● Records for processing:

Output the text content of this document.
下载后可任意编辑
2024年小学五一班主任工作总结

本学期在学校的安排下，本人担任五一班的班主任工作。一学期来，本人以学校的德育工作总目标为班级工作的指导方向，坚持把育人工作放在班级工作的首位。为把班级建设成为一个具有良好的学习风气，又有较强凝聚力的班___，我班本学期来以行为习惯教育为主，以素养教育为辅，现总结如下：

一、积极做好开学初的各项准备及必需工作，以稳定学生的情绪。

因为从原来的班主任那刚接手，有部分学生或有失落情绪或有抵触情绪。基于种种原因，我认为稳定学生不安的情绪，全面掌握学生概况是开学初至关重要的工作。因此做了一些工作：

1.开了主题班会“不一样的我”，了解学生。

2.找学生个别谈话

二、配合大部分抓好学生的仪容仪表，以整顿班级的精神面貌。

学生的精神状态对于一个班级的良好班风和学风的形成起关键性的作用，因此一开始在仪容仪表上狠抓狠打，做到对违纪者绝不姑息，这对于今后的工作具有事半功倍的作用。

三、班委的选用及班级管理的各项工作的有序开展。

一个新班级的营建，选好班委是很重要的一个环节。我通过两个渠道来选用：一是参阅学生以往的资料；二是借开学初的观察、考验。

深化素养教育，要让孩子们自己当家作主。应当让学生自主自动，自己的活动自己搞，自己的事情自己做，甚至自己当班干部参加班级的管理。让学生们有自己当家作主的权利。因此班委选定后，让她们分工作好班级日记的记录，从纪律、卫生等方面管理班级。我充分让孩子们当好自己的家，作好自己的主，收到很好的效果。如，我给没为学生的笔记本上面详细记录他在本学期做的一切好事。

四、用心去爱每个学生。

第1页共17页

● Stated goal: Type out the entries again, word for word.

● Exercise response:
Output the text content of this document.
下载后可任意编辑
2024年小学五一班主任工作总结

本学期在学校的安排下，本人担任五一班的班主任工作。一学期来，本人以学校的德育工作总目标为班级工作的指导方向，坚持把育人工作放在班级工作的首位。为把班级建设成为一个具有良好的学习风气，又有较强凝聚力的班___，我班本学期来以行为习惯教育为主，以素养教育为辅，现总结如下：

一、积极做好开学初的各项准备及必需工作，以稳定学生的情绪。

因为从原来的班主任那刚接手，有部分学生或有失落情绪或有抵触情绪。基于种种原因，我认为稳定学生不安的情绪，全面掌握学生概况是开学初至关重要的工作。因此做了一些工作：

1.开了主题班会“不一样的我”，了解学生。

2.找学生个别谈话

二、配合大部分抓好学生的仪容仪表，以整顿班级的精神面貌。

学生的精神状态对于一个班级的良好班风和学风的形成起关键性的作用，因此一开始在仪容仪表上狠抓狠打，做到对违纪者绝不姑息，这对于今后的工作具有事半功倍的作用。

三、班委的选用及班级管理的各项工作的有序开展。

一个新班级的营建，选好班委是很重要的一个环节。我通过两个渠道来选用：一是参阅学生以往的资料；二是借开学初的观察、考验。

深化素养教育，要让孩子们自己当家作主。应当让学生自主自动，自己的活动自己搞，自己的事情自己做，甚至自己当班干部参加班级的管理。让学生们有自己当家作主的权利。因此班委选定后，让她们分工作好班级日记的记录，从纪律、卫生等方面管理班级。我充分让孩子们当好自己的家，作好自己的主，收到很好的效果。如，我给没为学生的笔记本上面详细记录他在本学期做的一切好事。

四、用心去爱每个学生。

第1页共17页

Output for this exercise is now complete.